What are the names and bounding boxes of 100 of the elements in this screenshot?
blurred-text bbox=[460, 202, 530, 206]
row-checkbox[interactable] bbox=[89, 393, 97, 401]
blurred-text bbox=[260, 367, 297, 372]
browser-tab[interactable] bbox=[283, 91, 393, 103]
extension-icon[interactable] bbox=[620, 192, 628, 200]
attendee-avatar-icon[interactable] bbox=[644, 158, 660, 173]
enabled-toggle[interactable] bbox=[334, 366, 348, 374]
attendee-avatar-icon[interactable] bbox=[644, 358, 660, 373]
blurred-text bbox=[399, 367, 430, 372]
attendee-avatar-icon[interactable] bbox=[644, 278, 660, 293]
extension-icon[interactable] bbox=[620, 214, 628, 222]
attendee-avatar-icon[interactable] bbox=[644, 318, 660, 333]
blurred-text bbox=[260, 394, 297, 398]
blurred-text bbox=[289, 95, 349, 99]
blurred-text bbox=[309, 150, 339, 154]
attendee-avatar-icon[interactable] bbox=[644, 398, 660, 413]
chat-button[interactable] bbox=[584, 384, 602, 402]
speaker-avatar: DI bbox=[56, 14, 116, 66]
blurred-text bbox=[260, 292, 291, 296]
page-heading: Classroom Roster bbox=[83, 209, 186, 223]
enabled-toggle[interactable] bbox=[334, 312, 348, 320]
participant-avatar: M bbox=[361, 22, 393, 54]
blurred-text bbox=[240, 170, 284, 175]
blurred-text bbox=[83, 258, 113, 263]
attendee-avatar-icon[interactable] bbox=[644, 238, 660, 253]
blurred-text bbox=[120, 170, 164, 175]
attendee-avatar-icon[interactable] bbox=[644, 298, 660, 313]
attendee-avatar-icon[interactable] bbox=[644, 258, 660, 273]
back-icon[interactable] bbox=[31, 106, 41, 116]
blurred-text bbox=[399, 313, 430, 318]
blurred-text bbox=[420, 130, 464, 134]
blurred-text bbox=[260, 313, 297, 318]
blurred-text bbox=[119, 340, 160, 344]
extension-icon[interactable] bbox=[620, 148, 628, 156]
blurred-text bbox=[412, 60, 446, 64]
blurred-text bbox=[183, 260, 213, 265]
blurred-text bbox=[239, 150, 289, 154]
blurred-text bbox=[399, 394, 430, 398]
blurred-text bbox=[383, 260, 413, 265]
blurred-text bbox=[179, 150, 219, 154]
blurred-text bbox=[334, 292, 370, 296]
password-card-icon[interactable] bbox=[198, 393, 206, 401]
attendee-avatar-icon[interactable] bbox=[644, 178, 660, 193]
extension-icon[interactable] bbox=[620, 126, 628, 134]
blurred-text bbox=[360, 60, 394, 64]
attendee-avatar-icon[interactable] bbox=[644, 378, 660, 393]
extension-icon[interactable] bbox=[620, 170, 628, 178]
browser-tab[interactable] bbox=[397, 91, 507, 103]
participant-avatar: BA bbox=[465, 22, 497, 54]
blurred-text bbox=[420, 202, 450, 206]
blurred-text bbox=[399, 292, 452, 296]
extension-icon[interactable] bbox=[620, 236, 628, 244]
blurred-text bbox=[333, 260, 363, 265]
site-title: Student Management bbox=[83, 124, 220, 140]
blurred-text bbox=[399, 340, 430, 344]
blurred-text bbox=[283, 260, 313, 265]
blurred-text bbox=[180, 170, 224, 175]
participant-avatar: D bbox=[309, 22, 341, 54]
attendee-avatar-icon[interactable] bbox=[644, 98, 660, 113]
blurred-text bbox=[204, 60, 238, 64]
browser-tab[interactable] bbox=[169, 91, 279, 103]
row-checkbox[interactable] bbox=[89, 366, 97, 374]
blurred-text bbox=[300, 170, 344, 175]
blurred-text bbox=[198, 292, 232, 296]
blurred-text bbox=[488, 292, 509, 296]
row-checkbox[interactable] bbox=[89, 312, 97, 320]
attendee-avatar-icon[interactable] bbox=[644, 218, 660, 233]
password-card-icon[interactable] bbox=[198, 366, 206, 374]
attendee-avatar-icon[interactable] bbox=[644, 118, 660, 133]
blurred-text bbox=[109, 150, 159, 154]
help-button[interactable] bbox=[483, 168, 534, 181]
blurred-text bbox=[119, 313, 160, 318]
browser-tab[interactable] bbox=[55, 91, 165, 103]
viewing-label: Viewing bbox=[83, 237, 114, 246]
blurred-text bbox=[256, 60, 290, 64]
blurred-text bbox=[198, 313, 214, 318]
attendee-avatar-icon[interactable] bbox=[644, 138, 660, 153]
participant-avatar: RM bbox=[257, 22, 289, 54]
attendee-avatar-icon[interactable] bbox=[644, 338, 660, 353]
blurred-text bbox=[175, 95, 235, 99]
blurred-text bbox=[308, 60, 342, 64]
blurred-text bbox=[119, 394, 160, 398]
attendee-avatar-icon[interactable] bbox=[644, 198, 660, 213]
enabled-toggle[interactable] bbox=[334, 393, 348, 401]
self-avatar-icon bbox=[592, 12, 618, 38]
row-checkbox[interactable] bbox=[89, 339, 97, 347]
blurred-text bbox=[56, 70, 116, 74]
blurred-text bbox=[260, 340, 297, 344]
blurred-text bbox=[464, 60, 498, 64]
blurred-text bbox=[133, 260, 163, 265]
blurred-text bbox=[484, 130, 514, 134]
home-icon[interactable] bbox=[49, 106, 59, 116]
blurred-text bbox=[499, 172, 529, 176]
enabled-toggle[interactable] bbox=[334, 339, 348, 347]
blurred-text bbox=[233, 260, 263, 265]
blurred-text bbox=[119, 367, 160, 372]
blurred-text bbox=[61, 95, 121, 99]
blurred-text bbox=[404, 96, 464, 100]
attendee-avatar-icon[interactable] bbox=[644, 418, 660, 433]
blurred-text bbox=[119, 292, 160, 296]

** Problem requirements **
Copy out the data from its first line through the line that contains "enabled-toggle[interactable] bbox=[334, 366, 348, 374]", with both ends included, and keep every character unchanged.

** Response **
What are the names and bounding boxes of 100 of the elements in this screenshot?
blurred-text bbox=[460, 202, 530, 206]
row-checkbox[interactable] bbox=[89, 393, 97, 401]
blurred-text bbox=[260, 367, 297, 372]
browser-tab[interactable] bbox=[283, 91, 393, 103]
extension-icon[interactable] bbox=[620, 192, 628, 200]
attendee-avatar-icon[interactable] bbox=[644, 158, 660, 173]
enabled-toggle[interactable] bbox=[334, 366, 348, 374]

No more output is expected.